▶ _Required task_
Write out the complete material exactly as it stands.

▶ _Raw records_
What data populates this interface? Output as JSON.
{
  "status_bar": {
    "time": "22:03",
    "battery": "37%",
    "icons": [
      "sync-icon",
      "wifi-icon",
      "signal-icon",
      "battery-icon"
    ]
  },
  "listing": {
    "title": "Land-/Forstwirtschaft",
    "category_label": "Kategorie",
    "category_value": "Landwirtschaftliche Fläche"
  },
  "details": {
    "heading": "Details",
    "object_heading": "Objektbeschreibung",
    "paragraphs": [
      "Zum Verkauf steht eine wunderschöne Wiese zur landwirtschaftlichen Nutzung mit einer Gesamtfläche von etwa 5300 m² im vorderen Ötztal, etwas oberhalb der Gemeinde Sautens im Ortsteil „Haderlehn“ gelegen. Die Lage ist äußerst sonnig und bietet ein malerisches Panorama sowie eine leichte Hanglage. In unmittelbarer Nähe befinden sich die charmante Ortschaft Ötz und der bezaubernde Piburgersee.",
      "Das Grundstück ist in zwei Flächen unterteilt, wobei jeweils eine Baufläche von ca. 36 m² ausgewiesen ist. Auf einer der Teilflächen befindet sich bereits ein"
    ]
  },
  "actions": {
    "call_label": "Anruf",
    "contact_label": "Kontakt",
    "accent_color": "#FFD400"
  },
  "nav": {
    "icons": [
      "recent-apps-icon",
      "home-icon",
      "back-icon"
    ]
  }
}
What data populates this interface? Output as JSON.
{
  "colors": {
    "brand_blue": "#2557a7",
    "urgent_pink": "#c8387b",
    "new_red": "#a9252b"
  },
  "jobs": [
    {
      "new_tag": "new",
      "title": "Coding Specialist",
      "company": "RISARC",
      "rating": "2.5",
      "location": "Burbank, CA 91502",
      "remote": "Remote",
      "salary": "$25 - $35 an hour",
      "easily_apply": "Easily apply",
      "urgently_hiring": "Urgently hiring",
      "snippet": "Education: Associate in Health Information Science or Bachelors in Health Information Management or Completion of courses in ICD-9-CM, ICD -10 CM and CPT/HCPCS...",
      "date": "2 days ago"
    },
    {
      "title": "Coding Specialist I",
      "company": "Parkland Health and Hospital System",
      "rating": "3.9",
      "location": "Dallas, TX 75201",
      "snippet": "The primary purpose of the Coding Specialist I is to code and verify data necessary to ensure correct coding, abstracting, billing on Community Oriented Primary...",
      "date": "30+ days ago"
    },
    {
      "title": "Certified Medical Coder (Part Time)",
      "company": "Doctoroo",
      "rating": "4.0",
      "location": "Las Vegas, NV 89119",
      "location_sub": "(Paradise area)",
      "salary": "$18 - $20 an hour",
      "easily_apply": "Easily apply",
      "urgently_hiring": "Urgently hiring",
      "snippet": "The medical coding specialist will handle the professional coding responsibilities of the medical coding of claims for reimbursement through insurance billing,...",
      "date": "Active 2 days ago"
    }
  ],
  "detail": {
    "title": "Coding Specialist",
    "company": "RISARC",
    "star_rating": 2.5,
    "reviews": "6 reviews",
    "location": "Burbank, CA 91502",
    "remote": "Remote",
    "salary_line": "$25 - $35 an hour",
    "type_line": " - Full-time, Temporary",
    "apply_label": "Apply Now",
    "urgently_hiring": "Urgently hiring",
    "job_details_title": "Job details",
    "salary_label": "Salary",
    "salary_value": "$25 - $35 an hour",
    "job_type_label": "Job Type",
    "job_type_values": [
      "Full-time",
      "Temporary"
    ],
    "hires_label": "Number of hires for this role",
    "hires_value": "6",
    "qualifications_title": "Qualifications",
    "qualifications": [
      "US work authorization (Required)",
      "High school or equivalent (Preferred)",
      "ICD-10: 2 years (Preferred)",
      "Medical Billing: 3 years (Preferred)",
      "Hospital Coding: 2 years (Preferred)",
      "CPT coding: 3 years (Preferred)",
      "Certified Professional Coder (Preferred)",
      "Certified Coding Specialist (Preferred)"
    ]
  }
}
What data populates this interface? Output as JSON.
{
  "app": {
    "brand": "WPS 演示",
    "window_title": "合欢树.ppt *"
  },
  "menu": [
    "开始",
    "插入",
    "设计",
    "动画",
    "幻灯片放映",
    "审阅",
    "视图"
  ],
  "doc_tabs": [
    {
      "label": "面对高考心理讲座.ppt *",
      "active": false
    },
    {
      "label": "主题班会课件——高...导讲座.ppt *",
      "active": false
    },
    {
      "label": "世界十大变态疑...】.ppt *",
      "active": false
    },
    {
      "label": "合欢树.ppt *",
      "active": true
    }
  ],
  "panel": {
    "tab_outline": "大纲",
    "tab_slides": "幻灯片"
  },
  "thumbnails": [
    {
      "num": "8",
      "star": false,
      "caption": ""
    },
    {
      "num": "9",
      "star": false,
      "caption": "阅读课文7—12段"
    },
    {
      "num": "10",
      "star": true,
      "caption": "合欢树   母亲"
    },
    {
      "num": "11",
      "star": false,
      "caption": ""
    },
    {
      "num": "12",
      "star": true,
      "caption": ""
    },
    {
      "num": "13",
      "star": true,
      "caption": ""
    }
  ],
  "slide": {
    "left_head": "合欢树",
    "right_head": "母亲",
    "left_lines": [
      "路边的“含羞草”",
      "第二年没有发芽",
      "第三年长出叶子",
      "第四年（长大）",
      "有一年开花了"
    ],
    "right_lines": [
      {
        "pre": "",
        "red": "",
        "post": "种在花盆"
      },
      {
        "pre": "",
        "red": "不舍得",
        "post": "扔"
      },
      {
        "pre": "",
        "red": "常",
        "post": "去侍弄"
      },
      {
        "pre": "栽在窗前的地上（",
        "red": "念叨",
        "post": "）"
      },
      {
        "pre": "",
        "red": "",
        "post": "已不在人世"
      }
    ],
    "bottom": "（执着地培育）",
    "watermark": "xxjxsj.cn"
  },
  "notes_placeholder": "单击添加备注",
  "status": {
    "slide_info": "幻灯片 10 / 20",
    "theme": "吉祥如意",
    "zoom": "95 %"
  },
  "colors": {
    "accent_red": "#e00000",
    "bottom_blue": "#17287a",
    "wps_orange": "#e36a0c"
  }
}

▶ _Expected output_
What data populates this interface? Output as JSON.
{
  "status_bar": {
    "time": "22:03",
    "battery": "37%",
    "icons": [
      "sync-icon",
      "wifi-icon",
      "signal-icon",
      "battery-icon"
    ]
  },
  "listing": {
    "title": "Land-/Forstwirtschaft",
    "category_label": "Kategorie",
    "category_value": "Landwirtschaftliche Fläche"
  },
  "details": {
    "heading": "Details",
    "object_heading": "Objektbeschreibung",
    "paragraphs": [
      "Zum Verkauf steht eine wunderschöne Wiese zur landwirtschaftlichen Nutzung mit einer Gesamtfläche von etwa 5300 m² im vorderen Ötztal, etwas oberhalb der Gemeinde Sautens im Ortsteil „Haderlehn“ gelegen. Die Lage ist äußerst sonnig und bietet ein malerisches Panorama sowie eine leichte Hanglage. In unmittelbarer Nähe befinden sich die charmante Ortschaft Ötz und der bezaubernde Piburgersee.",
      "Das Grundstück ist in zwei Flächen unterteilt, wobei jeweils eine Baufläche von ca. 36 m² ausgewiesen ist. Auf einer der Teilflächen befindet sich bereits ein"
    ]
  },
  "actions": {
    "call_label": "Anruf",
    "contact_label": "Kontakt",
    "accent_color": "#FFD400"
  },
  "nav": {
    "icons": [
      "recent-apps-icon",
      "home-icon",
      "back-icon"
    ]
  }
}
What data populates this interface? Output as JSON.
{
  "colors": {
    "brand_blue": "#2557a7",
    "urgent_pink": "#c8387b",
    "new_red": "#a9252b"
  },
  "jobs": [
    {
      "new_tag": "new",
      "title": "Coding Specialist",
      "company": "RISARC",
      "rating": "2.5",
      "location": "Burbank, CA 91502",
      "remote": "Remote",
      "salary": "$25 - $35 an hour",
      "easily_apply": "Easily apply",
      "urgently_hiring": "Urgently hiring",
      "snippet": "Education: Associate in Health Information Science or Bachelors in Health Information Management or Completion of courses in ICD-9-CM, ICD -10 CM and CPT/HCPCS...",
      "date": "2 days ago"
    },
    {
      "title": "Coding Specialist I",
      "company": "Parkland Health and Hospital System",
      "rating": "3.9",
      "location": "Dallas, TX 75201",
      "snippet": "The primary purpose of the Coding Specialist I is to code and verify data necessary to ensure correct coding, abstracting, billing on Community Oriented Primary...",
      "date": "30+ days ago"
    },
    {
      "title": "Certified Medical Coder (Part Time)",
      "company": "Doctoroo",
      "rating": "4.0",
      "location": "Las Vegas, NV 89119",
      "location_sub": "(Paradise area)",
      "salary": "$18 - $20 an hour",
      "easily_apply": "Easily apply",
      "urgently_hiring": "Urgently hiring",
      "snippet": "The medical coding specialist will handle the professional coding responsibilities of the medical coding of claims for reimbursement through insurance billing,...",
      "date": "Active 2 days ago"
    }
  ],
  "detail": {
    "title": "Coding Specialist",
    "company": "RISARC",
    "star_rating": 2.5,
    "reviews": "6 reviews",
    "location": "Burbank, CA 91502",
    "remote": "Remote",
    "salary_line": "$25 - $35 an hour",
    "type_line": " - Full-time, Temporary",
    "apply_label": "Apply Now",
    "urgently_hiring": "Urgently hiring",
    "job_details_title": "Job details",
    "salary_label": "Salary",
    "salary_value": "$25 - $35 an hour",
    "job_type_label": "Job Type",
    "job_type_values": [
      "Full-time",
      "Temporary"
    ],
    "hires_label": "Number of hires for this role",
    "hires_value": "6",
    "qualifications_title": "Qualifications",
    "qualifications": [
      "US work authorization (Required)",
      "High school or equivalent (Preferred)",
      "ICD-10: 2 years (Preferred)",
      "Medical Billing: 3 years (Preferred)",
      "Hospital Coding: 2 years (Preferred)",
      "CPT coding: 3 years (Preferred)",
      "Certified Professional Coder (Preferred)",
      "Certified Coding Specialist (Preferred)"
    ]
  }
}
What data populates this interface? Output as JSON.
{
  "app": {
    "brand": "WPS 演示",
    "window_title": "合欢树.ppt *"
  },
  "menu": [
    "开始",
    "插入",
    "设计",
    "动画",
    "幻灯片放映",
    "审阅",
    "视图"
  ],
  "doc_tabs": [
    {
      "label": "面对高考心理讲座.ppt *",
      "active": false
    },
    {
      "label": "主题班会课件——高...导讲座.ppt *",
      "active": false
    },
    {
      "label": "世界十大变态疑...】.ppt *",
      "active": false
    },
    {
      "label": "合欢树.ppt *",
      "active": true
    }
  ],
  "panel": {
    "tab_outline": "大纲",
    "tab_slides": "幻灯片"
  },
  "thumbnails": [
    {
      "num": "8",
      "star": false,
      "caption": ""
    },
    {
      "num": "9",
      "star": false,
      "caption": "阅读课文7—12段"
    },
    {
      "num": "10",
      "star": true,
      "caption": "合欢树   母亲"
    },
    {
      "num": "11",
      "star": false,
      "caption": ""
    },
    {
      "num": "12",
      "star": true,
      "caption": ""
    },
    {
      "num": "13",
      "star": true,
      "caption": ""
    }
  ],
  "slide": {
    "left_head": "合欢树",
    "right_head": "母亲",
    "left_lines": [
      "路边的“含羞草”",
      "第二年没有发芽",
      "第三年长出叶子",
      "第四年（长大）",
      "有一年开花了"
    ],
    "right_lines": [
      {
        "pre": "",
        "red": "",
        "post": "种在花盆"
      },
      {
        "pre": "",
        "red": "不舍得",
        "post": "扔"
      },
      {
        "pre": "",
        "red": "常",
        "post": "去侍弄"
      },
      {
        "pre": "栽在窗前的地上（",
        "red": "念叨",
        "post": "）"
      },
      {
        "pre": "",
        "red": "",
        "post": "已不在人世"
      }
    ],
    "bottom": "（执着地培育）",
    "watermark": "xxjxsj.cn"
  },
  "notes_placeholder": "单击添加备注",
  "status": {
    "slide_info": "幻灯片 10 / 20",
    "theme": "吉祥如意",
    "zoom": "95 %"
  },
  "colors": {
    "accent_red": "#e00000",
    "bottom_blue": "#17287a",
    "wps_orange": "#e36a0c"
  }
}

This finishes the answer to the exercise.